**Exercise details:** List the names of all employees shown in the example Employees table of the employee salary problem below.

[start of Document]

This table contains information about the employees, their salary, and the ID of their manager. Some employees do not have a manager (manager_id is null). 

 

Find the IDs of the employees whose salary is strictly less than $30000 and whose manager left the company. When a manager leaves the company, their information is deleted from the Employees table, but the reports still have their manager_id set to the manager that left.

Return the result table ordered by employee_id.

The result format is in the following example.

 

Example 1:

Input:  
Employees table:
+-------------+-----------+------------+--------+
| employee_id | name      | manager_id | salary |
+-------------+-----------+------------+--------+
| 3           | Mila      | 9          | 60301  |
| 12          | Antonella | null       | 31000  |
| 13          | Emery     | null       | 67084  |
| 1           | Kalel     | 11         | 21241  |
| 9           | Mikaela   | null       | 50937  |
| 11          | Joziah    | 6          | 28485  |
+-------------+-----------+------------+--------+
Output: 
+-------------+
| employee_id |
+-------------+
| 11          |
+-------------+

Explanation: 
The employees with a salary less than $30000 are 1 (Kalel) and 11 (Joziah).

[end of Document]
[start of Stored rows]

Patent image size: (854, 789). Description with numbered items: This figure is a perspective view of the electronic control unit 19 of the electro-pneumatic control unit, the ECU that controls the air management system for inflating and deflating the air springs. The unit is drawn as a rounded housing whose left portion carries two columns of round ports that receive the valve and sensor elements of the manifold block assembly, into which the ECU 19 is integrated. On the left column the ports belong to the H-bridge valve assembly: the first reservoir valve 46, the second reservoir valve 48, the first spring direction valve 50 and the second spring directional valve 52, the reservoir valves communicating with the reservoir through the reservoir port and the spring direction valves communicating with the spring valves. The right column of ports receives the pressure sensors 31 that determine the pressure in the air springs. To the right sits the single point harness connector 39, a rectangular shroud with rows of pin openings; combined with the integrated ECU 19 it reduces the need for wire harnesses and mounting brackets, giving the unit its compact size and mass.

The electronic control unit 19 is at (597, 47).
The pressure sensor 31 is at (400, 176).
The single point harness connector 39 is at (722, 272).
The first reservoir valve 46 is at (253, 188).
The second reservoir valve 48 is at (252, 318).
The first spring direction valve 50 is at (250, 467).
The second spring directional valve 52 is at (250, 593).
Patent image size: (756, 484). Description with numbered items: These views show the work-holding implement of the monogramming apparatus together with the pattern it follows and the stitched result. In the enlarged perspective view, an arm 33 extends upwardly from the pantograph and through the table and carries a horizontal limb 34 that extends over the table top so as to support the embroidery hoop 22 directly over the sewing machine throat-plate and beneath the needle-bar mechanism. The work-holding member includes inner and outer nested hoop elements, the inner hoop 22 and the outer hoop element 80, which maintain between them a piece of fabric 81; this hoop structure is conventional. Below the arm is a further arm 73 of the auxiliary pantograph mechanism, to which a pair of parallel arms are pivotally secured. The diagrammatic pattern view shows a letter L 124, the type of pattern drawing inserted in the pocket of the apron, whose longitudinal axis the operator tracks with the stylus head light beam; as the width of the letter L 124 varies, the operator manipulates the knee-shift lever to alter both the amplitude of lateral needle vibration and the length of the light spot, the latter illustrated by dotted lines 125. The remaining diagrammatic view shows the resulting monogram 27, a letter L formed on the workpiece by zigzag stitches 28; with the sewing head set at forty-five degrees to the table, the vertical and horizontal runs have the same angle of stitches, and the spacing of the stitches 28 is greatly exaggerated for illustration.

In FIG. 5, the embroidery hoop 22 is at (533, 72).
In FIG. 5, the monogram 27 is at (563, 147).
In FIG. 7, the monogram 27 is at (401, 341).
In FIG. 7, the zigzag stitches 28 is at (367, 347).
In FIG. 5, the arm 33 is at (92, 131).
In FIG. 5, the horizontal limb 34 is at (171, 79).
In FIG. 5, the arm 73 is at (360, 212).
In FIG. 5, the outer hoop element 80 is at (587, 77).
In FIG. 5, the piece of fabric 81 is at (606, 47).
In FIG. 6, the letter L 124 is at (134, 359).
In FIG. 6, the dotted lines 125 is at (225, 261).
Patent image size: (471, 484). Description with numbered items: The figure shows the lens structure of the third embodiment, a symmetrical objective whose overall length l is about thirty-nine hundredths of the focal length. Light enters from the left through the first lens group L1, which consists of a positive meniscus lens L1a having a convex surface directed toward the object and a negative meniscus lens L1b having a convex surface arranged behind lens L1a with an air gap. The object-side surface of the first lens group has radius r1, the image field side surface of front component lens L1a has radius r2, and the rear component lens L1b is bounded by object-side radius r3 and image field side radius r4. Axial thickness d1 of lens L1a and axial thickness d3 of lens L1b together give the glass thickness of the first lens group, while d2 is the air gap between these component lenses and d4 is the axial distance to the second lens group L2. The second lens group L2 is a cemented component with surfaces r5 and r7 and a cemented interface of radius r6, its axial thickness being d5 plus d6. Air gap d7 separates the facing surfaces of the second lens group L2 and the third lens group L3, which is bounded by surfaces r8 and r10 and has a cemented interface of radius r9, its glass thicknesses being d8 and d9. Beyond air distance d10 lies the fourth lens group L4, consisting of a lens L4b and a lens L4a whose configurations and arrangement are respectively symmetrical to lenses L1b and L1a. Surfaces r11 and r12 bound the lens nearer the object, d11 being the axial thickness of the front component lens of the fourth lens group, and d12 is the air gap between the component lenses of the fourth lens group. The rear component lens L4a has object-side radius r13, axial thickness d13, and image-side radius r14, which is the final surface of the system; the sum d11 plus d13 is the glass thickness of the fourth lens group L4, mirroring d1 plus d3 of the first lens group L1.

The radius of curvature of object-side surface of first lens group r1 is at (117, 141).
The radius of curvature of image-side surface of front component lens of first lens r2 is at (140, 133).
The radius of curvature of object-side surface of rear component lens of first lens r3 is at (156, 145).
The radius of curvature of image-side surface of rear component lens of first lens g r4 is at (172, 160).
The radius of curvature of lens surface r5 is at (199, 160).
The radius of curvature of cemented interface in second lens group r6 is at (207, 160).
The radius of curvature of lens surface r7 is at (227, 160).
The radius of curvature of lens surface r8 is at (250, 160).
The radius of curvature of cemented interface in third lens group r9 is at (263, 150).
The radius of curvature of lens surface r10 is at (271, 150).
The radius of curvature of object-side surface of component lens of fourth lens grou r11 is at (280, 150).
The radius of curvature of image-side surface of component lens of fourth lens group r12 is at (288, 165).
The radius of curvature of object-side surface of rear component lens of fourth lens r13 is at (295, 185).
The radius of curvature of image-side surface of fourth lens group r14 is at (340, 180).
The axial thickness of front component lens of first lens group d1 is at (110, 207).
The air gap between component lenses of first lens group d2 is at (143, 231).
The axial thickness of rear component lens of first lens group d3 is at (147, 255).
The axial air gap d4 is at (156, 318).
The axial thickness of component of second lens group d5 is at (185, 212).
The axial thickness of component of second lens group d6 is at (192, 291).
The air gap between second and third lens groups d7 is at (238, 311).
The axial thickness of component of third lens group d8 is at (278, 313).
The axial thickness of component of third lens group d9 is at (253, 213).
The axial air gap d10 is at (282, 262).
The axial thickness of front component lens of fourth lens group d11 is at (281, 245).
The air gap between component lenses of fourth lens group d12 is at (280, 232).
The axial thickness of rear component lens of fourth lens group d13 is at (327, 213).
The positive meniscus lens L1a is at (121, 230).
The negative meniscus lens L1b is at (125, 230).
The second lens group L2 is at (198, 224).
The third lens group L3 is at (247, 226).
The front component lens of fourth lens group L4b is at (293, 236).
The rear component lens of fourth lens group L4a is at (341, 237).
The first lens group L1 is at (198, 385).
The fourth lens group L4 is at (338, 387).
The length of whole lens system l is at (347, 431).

[end of Stored rows]

**The completed task:** Mila, Antonella, Emery, Kalel, Mikaela, Joziah